— BEGIN Input material —
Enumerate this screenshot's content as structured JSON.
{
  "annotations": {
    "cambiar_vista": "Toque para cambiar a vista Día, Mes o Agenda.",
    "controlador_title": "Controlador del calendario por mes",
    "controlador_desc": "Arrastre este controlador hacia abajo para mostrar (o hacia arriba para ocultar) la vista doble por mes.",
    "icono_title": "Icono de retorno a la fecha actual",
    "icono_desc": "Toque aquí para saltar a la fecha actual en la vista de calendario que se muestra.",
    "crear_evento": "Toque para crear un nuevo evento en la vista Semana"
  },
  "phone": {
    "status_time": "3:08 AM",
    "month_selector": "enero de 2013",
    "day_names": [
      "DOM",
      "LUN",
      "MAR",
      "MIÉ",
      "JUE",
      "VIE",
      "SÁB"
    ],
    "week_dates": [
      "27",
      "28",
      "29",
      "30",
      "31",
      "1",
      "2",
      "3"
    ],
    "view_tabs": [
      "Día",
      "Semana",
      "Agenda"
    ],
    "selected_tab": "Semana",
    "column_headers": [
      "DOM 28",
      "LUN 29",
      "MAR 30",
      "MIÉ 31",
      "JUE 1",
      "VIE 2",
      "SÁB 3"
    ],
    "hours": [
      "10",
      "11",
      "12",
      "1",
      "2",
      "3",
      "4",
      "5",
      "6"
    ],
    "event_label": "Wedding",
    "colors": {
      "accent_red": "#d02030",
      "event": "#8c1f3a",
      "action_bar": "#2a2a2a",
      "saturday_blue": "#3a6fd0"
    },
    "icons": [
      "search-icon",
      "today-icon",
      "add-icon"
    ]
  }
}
— END Input material —
Task description:
Copy out the full material exactly as it appears.

Written solution:
Enumerate this screenshot's content as structured JSON.
{
  "annotations": {
    "cambiar_vista": "Toque para cambiar a vista Día, Mes o Agenda.",
    "controlador_title": "Controlador del calendario por mes",
    "controlador_desc": "Arrastre este controlador hacia abajo para mostrar (o hacia arriba para ocultar) la vista doble por mes.",
    "icono_title": "Icono de retorno a la fecha actual",
    "icono_desc": "Toque aquí para saltar a la fecha actual en la vista de calendario que se muestra.",
    "crear_evento": "Toque para crear un nuevo evento en la vista Semana"
  },
  "phone": {
    "status_time": "3:08 AM",
    "month_selector": "enero de 2013",
    "day_names": [
      "DOM",
      "LUN",
      "MAR",
      "MIÉ",
      "JUE",
      "VIE",
      "SÁB"
    ],
    "week_dates": [
      "27",
      "28",
      "29",
      "30",
      "31",
      "1",
      "2",
      "3"
    ],
    "view_tabs": [
      "Día",
      "Semana",
      "Agenda"
    ],
    "selected_tab": "Semana",
    "column_headers": [
      "DOM 28",
      "LUN 29",
      "MAR 30",
      "MIÉ 31",
      "JUE 1",
      "VIE 2",
      "SÁB 3"
    ],
    "hours": [
      "10",
      "11",
      "12",
      "1",
      "2",
      "3",
      "4",
      "5",
      "6"
    ],
    "event_label": "Wedding",
    "colors": {
      "accent_red": "#d02030",
      "event": "#8c1f3a",
      "action_bar": "#2a2a2a",
      "saturday_blue": "#3a6fd0"
    },
    "icons": [
      "search-icon",
      "today-icon",
      "add-icon"
    ]
  }
}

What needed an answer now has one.